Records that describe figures

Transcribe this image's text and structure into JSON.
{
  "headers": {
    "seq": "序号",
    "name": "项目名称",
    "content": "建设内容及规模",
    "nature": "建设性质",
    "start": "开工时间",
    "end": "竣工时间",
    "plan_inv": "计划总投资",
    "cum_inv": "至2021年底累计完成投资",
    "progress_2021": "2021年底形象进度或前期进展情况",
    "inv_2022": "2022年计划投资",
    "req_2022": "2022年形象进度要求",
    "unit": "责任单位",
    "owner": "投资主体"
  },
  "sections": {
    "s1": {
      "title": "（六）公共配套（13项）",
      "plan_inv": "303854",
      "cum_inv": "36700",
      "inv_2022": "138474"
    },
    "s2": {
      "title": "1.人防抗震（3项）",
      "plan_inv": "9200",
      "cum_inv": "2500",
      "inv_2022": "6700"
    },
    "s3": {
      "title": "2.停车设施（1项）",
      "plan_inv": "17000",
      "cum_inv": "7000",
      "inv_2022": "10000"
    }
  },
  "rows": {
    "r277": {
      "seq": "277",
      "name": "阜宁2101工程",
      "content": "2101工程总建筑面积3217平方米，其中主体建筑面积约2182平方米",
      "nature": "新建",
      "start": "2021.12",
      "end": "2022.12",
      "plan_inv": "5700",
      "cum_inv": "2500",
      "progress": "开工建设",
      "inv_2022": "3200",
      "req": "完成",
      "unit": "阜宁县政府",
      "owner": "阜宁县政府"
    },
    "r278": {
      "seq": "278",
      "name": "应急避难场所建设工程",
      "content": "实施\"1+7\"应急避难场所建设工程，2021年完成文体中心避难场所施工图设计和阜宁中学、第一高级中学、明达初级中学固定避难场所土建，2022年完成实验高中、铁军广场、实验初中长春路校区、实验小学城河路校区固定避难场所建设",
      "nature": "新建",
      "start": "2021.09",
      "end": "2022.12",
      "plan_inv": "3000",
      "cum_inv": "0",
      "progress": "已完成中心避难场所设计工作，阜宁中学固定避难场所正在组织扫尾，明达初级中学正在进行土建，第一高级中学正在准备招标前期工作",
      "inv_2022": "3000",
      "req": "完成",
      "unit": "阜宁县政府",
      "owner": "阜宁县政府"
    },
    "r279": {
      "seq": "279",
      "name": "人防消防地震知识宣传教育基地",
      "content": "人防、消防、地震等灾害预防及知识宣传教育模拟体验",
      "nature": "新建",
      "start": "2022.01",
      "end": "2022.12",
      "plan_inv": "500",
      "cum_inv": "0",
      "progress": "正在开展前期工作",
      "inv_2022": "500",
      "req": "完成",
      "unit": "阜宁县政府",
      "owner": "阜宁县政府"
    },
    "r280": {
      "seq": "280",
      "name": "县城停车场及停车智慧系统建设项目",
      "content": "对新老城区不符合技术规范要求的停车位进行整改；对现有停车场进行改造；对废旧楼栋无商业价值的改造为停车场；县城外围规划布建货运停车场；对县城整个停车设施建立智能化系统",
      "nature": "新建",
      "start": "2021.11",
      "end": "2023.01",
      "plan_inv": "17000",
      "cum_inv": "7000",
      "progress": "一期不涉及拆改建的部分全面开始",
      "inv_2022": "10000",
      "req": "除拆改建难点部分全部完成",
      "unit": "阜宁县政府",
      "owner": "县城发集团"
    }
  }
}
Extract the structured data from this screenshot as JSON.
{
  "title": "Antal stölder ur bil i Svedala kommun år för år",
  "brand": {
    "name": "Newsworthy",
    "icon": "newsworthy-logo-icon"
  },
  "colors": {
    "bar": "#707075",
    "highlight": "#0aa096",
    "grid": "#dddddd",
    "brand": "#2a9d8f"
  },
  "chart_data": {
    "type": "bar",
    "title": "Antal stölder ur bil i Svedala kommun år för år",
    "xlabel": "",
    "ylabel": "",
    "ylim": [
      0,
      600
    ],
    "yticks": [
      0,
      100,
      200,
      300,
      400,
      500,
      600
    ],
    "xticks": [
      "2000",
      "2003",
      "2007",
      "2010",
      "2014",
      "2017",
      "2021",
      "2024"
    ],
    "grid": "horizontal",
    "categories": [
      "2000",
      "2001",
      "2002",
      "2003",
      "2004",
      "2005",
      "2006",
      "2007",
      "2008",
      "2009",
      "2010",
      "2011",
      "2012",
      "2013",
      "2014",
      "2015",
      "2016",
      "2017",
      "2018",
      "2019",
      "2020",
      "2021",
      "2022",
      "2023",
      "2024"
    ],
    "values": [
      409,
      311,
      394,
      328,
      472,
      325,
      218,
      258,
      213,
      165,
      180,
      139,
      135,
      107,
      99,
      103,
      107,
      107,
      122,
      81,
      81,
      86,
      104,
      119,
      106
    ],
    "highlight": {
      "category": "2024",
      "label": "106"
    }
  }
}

_TASK REQUIREMENTS_
Print every record above exactly as written.

_EXERCISE RESULT_
Transcribe this image's text and structure into JSON.
{
  "headers": {
    "seq": "序号",
    "name": "项目名称",
    "content": "建设内容及规模",
    "nature": "建设性质",
    "start": "开工时间",
    "end": "竣工时间",
    "plan_inv": "计划总投资",
    "cum_inv": "至2021年底累计完成投资",
    "progress_2021": "2021年底形象进度或前期进展情况",
    "inv_2022": "2022年计划投资",
    "req_2022": "2022年形象进度要求",
    "unit": "责任单位",
    "owner": "投资主体"
  },
  "sections": {
    "s1": {
      "title": "（六）公共配套（13项）",
      "plan_inv": "303854",
      "cum_inv": "36700",
      "inv_2022": "138474"
    },
    "s2": {
      "title": "1.人防抗震（3项）",
      "plan_inv": "9200",
      "cum_inv": "2500",
      "inv_2022": "6700"
    },
    "s3": {
      "title": "2.停车设施（1项）",
      "plan_inv": "17000",
      "cum_inv": "7000",
      "inv_2022": "10000"
    }
  },
  "rows": {
    "r277": {
      "seq": "277",
      "name": "阜宁2101工程",
      "content": "2101工程总建筑面积3217平方米，其中主体建筑面积约2182平方米",
      "nature": "新建",
      "start": "2021.12",
      "end": "2022.12",
      "plan_inv": "5700",
      "cum_inv": "2500",
      "progress": "开工建设",
      "inv_2022": "3200",
      "req": "完成",
      "unit": "阜宁县政府",
      "owner": "阜宁县政府"
    },
    "r278": {
      "seq": "278",
      "name": "应急避难场所建设工程",
      "content": "实施\"1+7\"应急避难场所建设工程，2021年完成文体中心避难场所施工图设计和阜宁中学、第一高级中学、明达初级中学固定避难场所土建，2022年完成实验高中、铁军广场、实验初中长春路校区、实验小学城河路校区固定避难场所建设",
      "nature": "新建",
      "start": "2021.09",
      "end": "2022.12",
      "plan_inv": "3000",
      "cum_inv": "0",
      "progress": "已完成中心避难场所设计工作，阜宁中学固定避难场所正在组织扫尾，明达初级中学正在进行土建，第一高级中学正在准备招标前期工作",
      "inv_2022": "3000",
      "req": "完成",
      "unit": "阜宁县政府",
      "owner": "阜宁县政府"
    },
    "r279": {
      "seq": "279",
      "name": "人防消防地震知识宣传教育基地",
      "content": "人防、消防、地震等灾害预防及知识宣传教育模拟体验",
      "nature": "新建",
      "start": "2022.01",
      "end": "2022.12",
      "plan_inv": "500",
      "cum_inv": "0",
      "progress": "正在开展前期工作",
      "inv_2022": "500",
      "req": "完成",
      "unit": "阜宁县政府",
      "owner": "阜宁县政府"
    },
    "r280": {
      "seq": "280",
      "name": "县城停车场及停车智慧系统建设项目",
      "content": "对新老城区不符合技术规范要求的停车位进行整改；对现有停车场进行改造；对废旧楼栋无商业价值的改造为停车场；县城外围规划布建货运停车场；对县城整个停车设施建立智能化系统",
      "nature": "新建",
      "start": "2021.11",
      "end": "2023.01",
      "plan_inv": "17000",
      "cum_inv": "7000",
      "progress": "一期不涉及拆改建的部分全面开始",
      "inv_2022": "10000",
      "req": "除拆改建难点部分全部完成",
      "unit": "阜宁县政府",
      "owner": "县城发集团"
    }
  }
}
Extract the structured data from this screenshot as JSON.
{
  "title": "Antal stölder ur bil i Svedala kommun år för år",
  "brand": {
    "name": "Newsworthy",
    "icon": "newsworthy-logo-icon"
  },
  "colors": {
    "bar": "#707075",
    "highlight": "#0aa096",
    "grid": "#dddddd",
    "brand": "#2a9d8f"
  },
  "chart_data": {
    "type": "bar",
    "title": "Antal stölder ur bil i Svedala kommun år för år",
    "xlabel": "",
    "ylabel": "",
    "ylim": [
      0,
      600
    ],
    "yticks": [
      0,
      100,
      200,
      300,
      400,
      500,
      600
    ],
    "xticks": [
      "2000",
      "2003",
      "2007",
      "2010",
      "2014",
      "2017",
      "2021",
      "2024"
    ],
    "grid": "horizontal",
    "categories": [
      "2000",
      "2001",
      "2002",
      "2003",
      "2004",
      "2005",
      "2006",
      "2007",
      "2008",
      "2009",
      "2010",
      "2011",
      "2012",
      "2013",
      "2014",
      "2015",
      "2016",
      "2017",
      "2018",
      "2019",
      "2020",
      "2021",
      "2022",
      "2023",
      "2024"
    ],
    "values": [
      409,
      311,
      394,
      328,
      472,
      325,
      218,
      258,
      213,
      165,
      180,
      139,
      135,
      107,
      99,
      103,
      107,
      107,
      122,
      81,
      81,
      86,
      104,
      119,
      106
    ],
    "highlight": {
      "category": "2024",
      "label": "106"
    }
  }
}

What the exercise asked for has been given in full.